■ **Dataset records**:
┄┄┄┄┄┄

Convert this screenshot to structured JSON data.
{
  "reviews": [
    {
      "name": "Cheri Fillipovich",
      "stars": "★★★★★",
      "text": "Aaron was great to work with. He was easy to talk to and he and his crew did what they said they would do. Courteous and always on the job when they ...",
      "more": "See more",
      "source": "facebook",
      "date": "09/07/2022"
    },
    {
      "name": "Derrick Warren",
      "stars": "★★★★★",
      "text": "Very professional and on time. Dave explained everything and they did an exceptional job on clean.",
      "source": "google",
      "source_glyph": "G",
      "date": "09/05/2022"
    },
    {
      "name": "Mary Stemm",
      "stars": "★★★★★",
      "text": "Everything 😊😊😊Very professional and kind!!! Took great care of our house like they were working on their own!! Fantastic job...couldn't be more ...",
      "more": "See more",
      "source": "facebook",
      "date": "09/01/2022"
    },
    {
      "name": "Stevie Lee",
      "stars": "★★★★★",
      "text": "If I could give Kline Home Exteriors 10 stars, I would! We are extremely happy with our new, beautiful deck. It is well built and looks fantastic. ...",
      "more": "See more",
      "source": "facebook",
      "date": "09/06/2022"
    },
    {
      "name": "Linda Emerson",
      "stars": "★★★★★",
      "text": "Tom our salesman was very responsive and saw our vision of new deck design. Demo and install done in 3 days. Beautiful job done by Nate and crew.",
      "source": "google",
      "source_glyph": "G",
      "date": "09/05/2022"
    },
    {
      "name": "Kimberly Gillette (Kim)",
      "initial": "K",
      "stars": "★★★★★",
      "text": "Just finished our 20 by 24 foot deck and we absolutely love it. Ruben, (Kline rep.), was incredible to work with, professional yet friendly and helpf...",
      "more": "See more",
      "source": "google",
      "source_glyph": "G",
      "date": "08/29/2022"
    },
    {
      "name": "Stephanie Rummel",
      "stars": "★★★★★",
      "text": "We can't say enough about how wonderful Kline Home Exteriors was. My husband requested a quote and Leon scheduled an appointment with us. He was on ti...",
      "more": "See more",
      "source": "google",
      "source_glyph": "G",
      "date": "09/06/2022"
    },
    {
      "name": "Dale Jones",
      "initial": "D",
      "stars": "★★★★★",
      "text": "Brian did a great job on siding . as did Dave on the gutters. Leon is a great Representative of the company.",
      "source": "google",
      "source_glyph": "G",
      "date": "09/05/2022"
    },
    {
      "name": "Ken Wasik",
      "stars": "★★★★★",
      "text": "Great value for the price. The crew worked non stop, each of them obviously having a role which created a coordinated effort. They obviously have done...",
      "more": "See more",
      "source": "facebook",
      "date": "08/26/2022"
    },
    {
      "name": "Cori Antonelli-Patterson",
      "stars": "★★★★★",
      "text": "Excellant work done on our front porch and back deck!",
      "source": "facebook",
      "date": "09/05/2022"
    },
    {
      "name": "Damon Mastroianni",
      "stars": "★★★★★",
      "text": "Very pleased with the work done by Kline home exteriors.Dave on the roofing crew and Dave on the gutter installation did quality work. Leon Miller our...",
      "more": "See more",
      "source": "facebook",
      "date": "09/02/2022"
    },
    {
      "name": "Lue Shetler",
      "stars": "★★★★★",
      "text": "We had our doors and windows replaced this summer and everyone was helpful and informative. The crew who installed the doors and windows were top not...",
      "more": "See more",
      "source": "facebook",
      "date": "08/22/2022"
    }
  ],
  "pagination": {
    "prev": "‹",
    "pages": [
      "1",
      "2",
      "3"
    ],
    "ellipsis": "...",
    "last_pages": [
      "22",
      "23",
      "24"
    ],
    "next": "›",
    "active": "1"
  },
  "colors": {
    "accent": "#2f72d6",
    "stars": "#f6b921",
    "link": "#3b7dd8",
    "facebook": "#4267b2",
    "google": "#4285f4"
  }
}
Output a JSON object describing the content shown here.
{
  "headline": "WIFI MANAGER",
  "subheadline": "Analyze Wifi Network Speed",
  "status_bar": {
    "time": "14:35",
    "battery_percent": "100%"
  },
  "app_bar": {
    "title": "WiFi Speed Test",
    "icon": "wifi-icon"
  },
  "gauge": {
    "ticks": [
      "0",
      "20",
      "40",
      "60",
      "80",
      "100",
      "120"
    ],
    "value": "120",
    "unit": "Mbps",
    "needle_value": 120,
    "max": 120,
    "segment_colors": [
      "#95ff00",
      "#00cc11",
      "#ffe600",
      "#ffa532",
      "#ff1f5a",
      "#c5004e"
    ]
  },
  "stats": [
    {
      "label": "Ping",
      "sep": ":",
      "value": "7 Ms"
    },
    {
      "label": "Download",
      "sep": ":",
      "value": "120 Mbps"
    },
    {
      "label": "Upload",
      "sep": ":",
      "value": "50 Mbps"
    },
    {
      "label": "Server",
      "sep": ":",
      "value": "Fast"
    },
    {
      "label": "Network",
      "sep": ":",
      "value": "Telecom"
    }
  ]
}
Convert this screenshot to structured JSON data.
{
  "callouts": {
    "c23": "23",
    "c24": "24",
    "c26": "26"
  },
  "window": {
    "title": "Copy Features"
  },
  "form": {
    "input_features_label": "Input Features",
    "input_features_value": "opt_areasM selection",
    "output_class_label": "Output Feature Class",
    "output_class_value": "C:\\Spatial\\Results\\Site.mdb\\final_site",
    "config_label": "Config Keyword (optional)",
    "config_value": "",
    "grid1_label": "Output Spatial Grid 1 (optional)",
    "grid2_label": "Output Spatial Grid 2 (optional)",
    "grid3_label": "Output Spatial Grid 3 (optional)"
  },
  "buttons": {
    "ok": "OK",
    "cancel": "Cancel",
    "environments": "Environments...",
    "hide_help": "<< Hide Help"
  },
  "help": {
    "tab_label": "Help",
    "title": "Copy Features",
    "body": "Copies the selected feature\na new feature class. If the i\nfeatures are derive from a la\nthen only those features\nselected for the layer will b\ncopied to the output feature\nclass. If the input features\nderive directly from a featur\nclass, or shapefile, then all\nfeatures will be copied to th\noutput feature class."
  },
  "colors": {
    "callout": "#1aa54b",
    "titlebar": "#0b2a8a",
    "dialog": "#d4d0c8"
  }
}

┄┄┄┄┄┄

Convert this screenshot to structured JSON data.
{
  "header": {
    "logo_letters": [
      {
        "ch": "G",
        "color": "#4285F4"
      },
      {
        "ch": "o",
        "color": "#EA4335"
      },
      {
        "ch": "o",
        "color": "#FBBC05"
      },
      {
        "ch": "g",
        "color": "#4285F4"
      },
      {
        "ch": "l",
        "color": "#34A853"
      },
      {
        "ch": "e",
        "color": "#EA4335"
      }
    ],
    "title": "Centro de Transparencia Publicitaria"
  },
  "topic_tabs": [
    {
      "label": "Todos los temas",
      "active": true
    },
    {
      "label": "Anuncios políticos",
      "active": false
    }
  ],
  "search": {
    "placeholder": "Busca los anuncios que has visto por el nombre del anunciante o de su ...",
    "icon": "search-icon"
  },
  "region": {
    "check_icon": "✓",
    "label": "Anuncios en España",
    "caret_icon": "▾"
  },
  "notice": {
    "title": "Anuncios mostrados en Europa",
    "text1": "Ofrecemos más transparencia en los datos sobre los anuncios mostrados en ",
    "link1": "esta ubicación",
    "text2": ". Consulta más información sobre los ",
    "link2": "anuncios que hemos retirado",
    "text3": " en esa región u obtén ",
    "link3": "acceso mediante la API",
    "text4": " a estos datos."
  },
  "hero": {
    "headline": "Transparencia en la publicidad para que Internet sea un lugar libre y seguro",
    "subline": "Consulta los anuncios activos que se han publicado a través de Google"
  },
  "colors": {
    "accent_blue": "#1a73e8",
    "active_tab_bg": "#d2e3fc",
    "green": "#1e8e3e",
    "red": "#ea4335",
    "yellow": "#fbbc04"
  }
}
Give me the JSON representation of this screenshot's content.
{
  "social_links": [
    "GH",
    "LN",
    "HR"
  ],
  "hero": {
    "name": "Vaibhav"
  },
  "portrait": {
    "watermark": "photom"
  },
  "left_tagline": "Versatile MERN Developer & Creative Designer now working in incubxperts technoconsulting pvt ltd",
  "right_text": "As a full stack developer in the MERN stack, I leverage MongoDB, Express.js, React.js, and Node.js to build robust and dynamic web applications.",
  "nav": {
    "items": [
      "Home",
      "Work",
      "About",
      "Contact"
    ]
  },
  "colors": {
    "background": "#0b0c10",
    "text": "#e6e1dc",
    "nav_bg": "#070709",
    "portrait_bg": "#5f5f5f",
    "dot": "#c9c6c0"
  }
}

┄┄┄┄┄┄

■ **WHAT THE TASK REQUIRES**:
Pull out each line holding the string "Consulta".

■ **TASK SOLUTION**:
    "text2": ". Consulta más información sobre los ",
    "subline": "Consulta los anuncios activos que se han publicado a través de Google"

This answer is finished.